*TASK TO COMPLETE*: Your task is to repeat the entries underneath exactly, minus the pictures.

*DATASET RECORDS*:
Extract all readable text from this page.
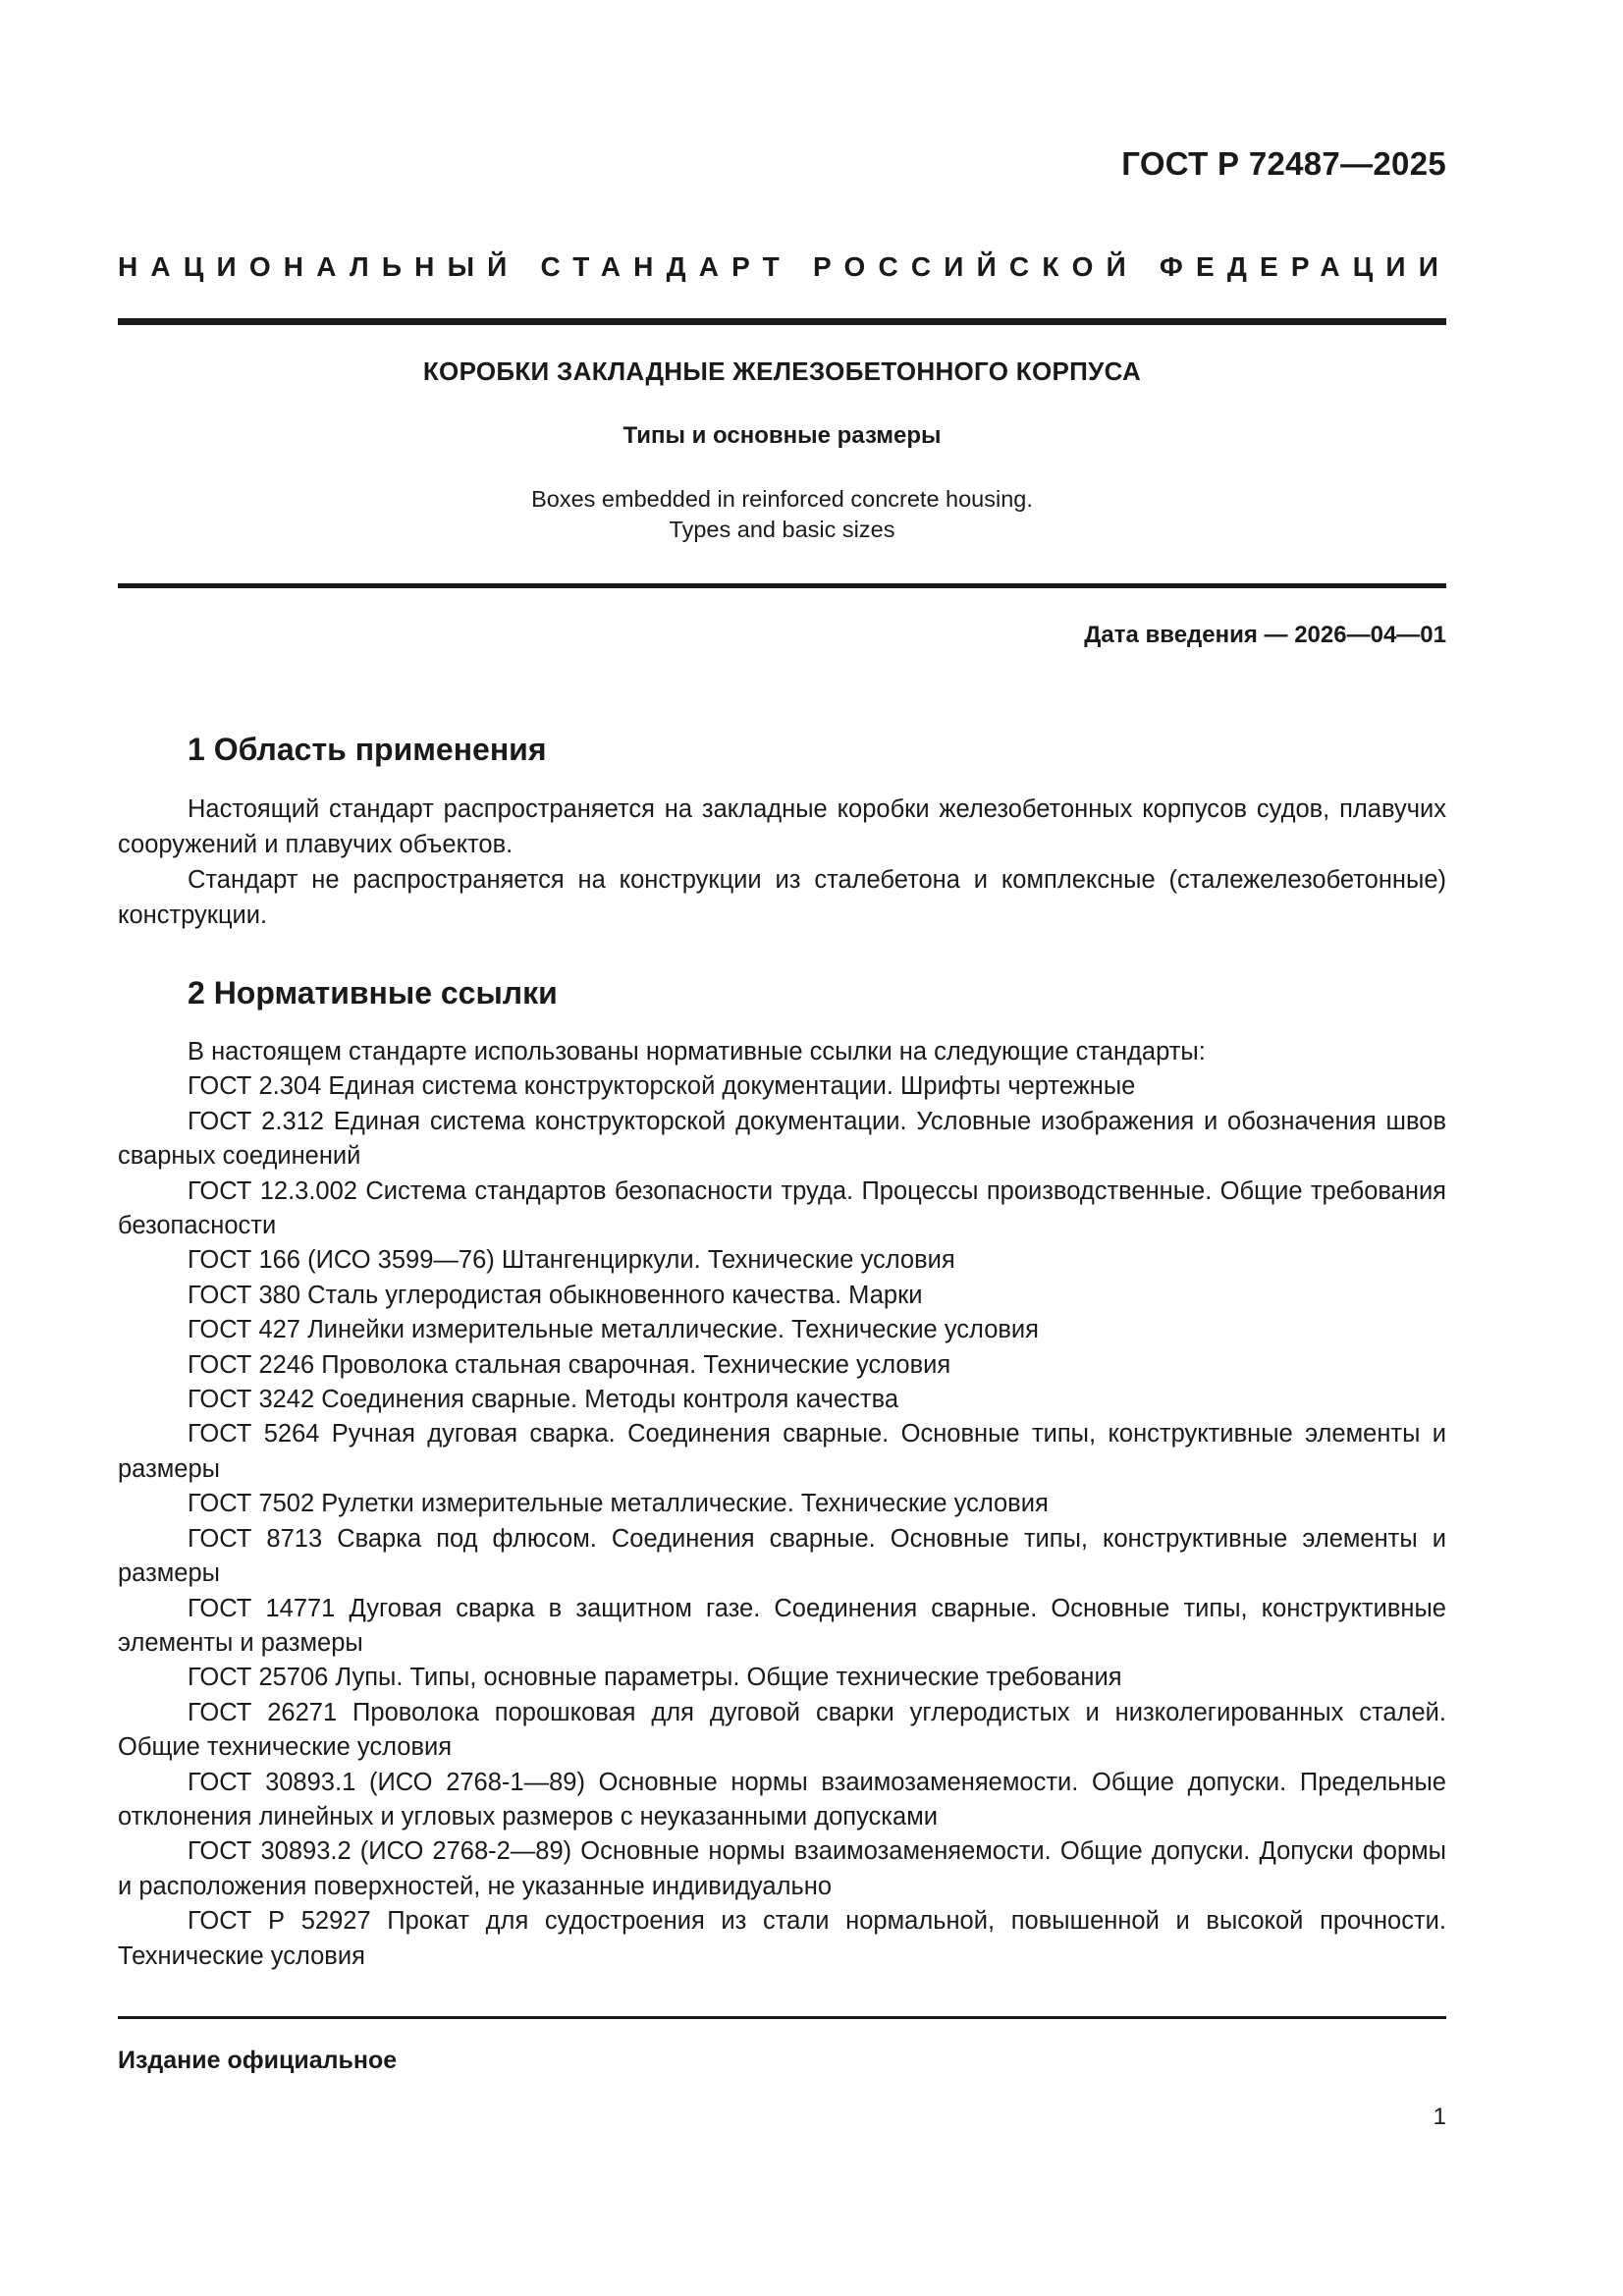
ГОСТ Р 72487—2025
НАЦИОНАЛЬНЫЙ СТАНДАРТ РОССИЙСКОЙ ФЕДЕРАЦИИ
КОРОБКИ ЗАКЛАДНЫЕ ЖЕЛЕЗОБЕТОННОГО КОРПУСА
Типы и основные размеры
Boxes embedded in reinforced concrete housing.
Types and basic sizes
Дата введения — 2026—04—01
1 Область применения

Настоящий стандарт распространяется на закладные коробки железобетонных корпусов судов, плавучих сооружений и плавучих объектов.

Стандарт не распространяется на конструкции из сталебетона и комплексные (сталежелезобетонные) конструкции.

2 Нормативные ссылки

В настоящем стандарте использованы нормативные ссылки на следующие стандарты:

ГОСТ 2.304 Единая система конструкторской документации. Шрифты чертежные

ГОСТ 2.312 Единая система конструкторской документации. Условные изображения и обозначения швов сварных соединений

ГОСТ 12.3.002 Система стандартов безопасности труда. Процессы производственные. Общие требования безопасности

ГОСТ 166 (ИСО 3599—76) Штангенциркули. Технические условия

ГОСТ 380 Сталь углеродистая обыкновенного качества. Марки

ГОСТ 427 Линейки измерительные металлические. Технические условия

ГОСТ 2246 Проволока стальная сварочная. Технические условия

ГОСТ 3242 Соединения сварные. Методы контроля качества

ГОСТ 5264 Ручная дуговая сварка. Соединения сварные. Основные типы, конструктивные элементы и размеры

ГОСТ 7502 Рулетки измерительные металлические. Технические условия

ГОСТ 8713 Сварка под флюсом. Соединения сварные. Основные типы, конструктивные элементы и размеры

ГОСТ 14771 Дуговая сварка в защитном газе. Соединения сварные. Основные типы, конструктивные элементы и размеры

ГОСТ 25706 Лупы. Типы, основные параметры. Общие технические требования

ГОСТ 26271 Проволока порошковая для дуговой сварки углеродистых и низколегированных сталей. Общие технические условия

ГОСТ 30893.1 (ИСО 2768-1—89) Основные нормы взаимозаменяемости. Общие допуски. Предельные отклонения линейных и угловых размеров с неуказанными допусками

ГОСТ 30893.2 (ИСО 2768-2—89) Основные нормы взаимозаменяемости. Общие допуски. Допуски формы и расположения поверхностей, не указанные индивидуально

ГОСТ Р 52927 Прокат для судостроения из стали нормальной, повышенной и высокой прочности. Технические условия

Издание официальное
1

*FULL ANSWER*:
Extract all readable text from this page.
ГОСТ Р 72487—2025
НАЦИОНАЛЬНЫЙ СТАНДАРТ РОССИЙСКОЙ ФЕДЕРАЦИИ
КОРОБКИ ЗАКЛАДНЫЕ ЖЕЛЕЗОБЕТОННОГО КОРПУСА
Типы и основные размеры
Boxes embedded in reinforced concrete housing.
Types and basic sizes
Дата введения — 2026—04—01
1 Область применения

Настоящий стандарт распространяется на закладные коробки железобетонных корпусов судов, плавучих сооружений и плавучих объектов.

Стандарт не распространяется на конструкции из сталебетона и комплексные (сталежелезобетонные) конструкции.

2 Нормативные ссылки

В настоящем стандарте использованы нормативные ссылки на следующие стандарты:

ГОСТ 2.304 Единая система конструкторской документации. Шрифты чертежные

ГОСТ 2.312 Единая система конструкторской документации. Условные изображения и обозначения швов сварных соединений

ГОСТ 12.3.002 Система стандартов безопасности труда. Процессы производственные. Общие требования безопасности

ГОСТ 166 (ИСО 3599—76) Штангенциркули. Технические условия

ГОСТ 380 Сталь углеродистая обыкновенного качества. Марки

ГОСТ 427 Линейки измерительные металлические. Технические условия

ГОСТ 2246 Проволока стальная сварочная. Технические условия

ГОСТ 3242 Соединения сварные. Методы контроля качества

ГОСТ 5264 Ручная дуговая сварка. Соединения сварные. Основные типы, конструктивные элементы и размеры

ГОСТ 7502 Рулетки измерительные металлические. Технические условия

ГОСТ 8713 Сварка под флюсом. Соединения сварные. Основные типы, конструктивные элементы и размеры

ГОСТ 14771 Дуговая сварка в защитном газе. Соединения сварные. Основные типы, конструктивные элементы и размеры

ГОСТ 25706 Лупы. Типы, основные параметры. Общие технические требования

ГОСТ 26271 Проволока порошковая для дуговой сварки углеродистых и низколегированных сталей. Общие технические условия

ГОСТ 30893.1 (ИСО 2768-1—89) Основные нормы взаимозаменяемости. Общие допуски. Предельные отклонения линейных и угловых размеров с неуказанными допусками

ГОСТ 30893.2 (ИСО 2768-2—89) Основные нормы взаимозаменяемости. Общие допуски. Допуски формы и расположения поверхностей, не указанные индивидуально

ГОСТ Р 52927 Прокат для судостроения из стали нормальной, повышенной и высокой прочности. Технические условия

Издание официальное
1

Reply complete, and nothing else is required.